Recorded data
════

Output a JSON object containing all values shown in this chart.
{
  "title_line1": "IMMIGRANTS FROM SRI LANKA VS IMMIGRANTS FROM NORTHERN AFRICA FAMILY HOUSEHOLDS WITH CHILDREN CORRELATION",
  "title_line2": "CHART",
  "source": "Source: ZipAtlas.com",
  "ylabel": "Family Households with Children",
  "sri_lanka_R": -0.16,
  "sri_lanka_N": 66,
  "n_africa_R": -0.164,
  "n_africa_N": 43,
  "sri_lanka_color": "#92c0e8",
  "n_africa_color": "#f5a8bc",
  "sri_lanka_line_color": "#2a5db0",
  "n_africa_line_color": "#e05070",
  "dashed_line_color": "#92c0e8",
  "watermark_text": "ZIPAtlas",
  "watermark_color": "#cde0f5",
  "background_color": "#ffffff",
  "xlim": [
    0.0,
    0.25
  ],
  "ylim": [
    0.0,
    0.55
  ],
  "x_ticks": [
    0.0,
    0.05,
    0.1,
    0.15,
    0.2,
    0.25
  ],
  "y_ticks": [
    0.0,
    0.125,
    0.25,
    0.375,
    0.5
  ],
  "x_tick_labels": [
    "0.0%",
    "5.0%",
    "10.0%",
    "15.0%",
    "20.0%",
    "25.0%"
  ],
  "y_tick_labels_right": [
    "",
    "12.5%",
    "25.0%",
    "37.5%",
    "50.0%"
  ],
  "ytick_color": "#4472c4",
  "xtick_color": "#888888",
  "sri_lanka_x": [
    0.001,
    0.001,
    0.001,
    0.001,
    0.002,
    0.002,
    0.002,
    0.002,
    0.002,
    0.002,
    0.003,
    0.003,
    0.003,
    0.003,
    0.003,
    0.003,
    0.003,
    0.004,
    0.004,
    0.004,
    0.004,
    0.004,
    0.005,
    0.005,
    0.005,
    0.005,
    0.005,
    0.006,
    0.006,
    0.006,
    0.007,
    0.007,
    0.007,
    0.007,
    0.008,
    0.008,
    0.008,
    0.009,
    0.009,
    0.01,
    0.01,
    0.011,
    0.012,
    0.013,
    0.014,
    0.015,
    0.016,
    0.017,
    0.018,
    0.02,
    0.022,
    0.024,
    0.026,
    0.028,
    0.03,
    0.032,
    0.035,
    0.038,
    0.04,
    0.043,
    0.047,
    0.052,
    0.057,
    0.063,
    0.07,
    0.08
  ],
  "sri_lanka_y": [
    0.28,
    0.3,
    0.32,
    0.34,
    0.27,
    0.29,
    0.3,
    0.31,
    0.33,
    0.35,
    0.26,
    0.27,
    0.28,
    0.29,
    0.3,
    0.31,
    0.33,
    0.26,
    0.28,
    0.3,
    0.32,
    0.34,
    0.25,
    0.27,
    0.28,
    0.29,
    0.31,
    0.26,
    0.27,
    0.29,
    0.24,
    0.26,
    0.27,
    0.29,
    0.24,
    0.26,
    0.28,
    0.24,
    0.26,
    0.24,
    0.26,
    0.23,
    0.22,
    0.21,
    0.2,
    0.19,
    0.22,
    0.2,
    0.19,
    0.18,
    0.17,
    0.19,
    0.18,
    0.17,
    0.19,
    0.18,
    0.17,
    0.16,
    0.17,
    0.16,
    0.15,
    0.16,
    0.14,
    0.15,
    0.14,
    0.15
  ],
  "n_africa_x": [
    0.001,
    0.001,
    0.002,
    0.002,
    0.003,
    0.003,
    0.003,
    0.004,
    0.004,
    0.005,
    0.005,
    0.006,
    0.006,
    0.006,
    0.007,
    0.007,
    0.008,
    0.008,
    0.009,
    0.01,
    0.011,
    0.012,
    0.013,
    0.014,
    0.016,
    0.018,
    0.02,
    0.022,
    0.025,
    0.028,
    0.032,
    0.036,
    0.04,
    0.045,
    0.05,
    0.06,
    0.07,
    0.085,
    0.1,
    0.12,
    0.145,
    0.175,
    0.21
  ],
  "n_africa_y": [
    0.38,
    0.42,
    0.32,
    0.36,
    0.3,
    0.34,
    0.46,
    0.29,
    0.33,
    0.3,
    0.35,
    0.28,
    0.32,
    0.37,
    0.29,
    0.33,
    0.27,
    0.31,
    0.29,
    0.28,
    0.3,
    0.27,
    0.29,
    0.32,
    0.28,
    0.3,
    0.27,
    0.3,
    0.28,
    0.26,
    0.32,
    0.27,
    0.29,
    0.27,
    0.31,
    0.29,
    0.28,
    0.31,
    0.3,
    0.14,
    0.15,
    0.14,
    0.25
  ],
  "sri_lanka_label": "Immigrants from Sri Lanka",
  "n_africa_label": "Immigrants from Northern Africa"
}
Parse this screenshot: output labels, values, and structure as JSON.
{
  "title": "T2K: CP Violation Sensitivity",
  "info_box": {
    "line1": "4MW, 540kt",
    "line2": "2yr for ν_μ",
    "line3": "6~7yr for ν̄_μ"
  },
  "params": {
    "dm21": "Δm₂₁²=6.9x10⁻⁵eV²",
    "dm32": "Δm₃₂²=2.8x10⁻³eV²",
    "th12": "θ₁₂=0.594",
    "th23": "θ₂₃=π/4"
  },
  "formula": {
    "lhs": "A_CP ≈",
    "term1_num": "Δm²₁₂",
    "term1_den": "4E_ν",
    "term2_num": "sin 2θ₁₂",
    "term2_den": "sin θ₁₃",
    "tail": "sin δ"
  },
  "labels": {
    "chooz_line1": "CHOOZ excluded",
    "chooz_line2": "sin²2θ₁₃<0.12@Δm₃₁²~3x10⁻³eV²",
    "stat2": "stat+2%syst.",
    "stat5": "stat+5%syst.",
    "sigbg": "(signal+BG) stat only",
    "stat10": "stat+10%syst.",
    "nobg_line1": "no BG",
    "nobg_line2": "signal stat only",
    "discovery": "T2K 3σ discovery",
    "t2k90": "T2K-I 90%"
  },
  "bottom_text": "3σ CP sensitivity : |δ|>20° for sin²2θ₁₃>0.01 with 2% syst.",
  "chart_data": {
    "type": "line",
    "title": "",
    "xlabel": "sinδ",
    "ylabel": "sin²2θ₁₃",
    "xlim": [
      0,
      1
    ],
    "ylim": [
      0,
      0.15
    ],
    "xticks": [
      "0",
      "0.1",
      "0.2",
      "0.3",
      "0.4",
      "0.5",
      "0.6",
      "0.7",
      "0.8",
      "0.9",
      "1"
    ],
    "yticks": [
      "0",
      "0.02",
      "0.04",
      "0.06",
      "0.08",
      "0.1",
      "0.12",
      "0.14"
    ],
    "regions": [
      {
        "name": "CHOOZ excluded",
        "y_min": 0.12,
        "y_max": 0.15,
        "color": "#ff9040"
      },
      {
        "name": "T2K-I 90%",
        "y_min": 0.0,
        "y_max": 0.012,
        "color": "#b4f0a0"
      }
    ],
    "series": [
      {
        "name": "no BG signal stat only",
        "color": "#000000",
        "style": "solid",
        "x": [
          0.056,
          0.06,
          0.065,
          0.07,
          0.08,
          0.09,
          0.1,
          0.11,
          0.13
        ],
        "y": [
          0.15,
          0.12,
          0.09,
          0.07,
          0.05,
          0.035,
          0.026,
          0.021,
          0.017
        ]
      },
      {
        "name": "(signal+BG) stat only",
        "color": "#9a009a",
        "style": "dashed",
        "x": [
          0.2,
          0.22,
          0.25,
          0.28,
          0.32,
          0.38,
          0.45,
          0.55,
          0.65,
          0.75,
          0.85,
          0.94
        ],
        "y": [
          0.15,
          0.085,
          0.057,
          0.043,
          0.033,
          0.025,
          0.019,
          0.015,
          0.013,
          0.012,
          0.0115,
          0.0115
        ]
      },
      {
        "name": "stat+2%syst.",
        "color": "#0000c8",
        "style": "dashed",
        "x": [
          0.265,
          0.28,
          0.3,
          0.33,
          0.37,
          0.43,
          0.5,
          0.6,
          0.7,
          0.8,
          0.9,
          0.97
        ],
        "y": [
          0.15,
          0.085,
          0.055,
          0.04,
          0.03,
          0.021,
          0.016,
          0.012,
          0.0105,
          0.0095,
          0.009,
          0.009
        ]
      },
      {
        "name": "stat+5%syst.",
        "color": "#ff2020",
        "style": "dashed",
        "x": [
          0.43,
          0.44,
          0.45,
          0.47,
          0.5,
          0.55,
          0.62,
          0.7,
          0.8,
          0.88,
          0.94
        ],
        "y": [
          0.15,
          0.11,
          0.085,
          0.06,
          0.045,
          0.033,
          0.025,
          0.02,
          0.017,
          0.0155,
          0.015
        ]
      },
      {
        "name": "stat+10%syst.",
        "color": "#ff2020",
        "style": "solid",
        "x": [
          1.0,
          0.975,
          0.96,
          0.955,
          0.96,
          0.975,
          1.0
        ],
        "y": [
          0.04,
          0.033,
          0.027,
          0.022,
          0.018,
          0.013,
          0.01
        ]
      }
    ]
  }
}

════

[Exercise]: Pick out each line containing the string "name" and copy it.

[Response]:
        "name": "CHOOZ excluded",
        "name": "T2K-I 90%",
        "name": "no BG signal stat only",
        "name": "(signal+BG) stat only",
        "name": "stat+2%syst.",
        "name": "stat+5%syst.",
        "name": "stat+10%syst.",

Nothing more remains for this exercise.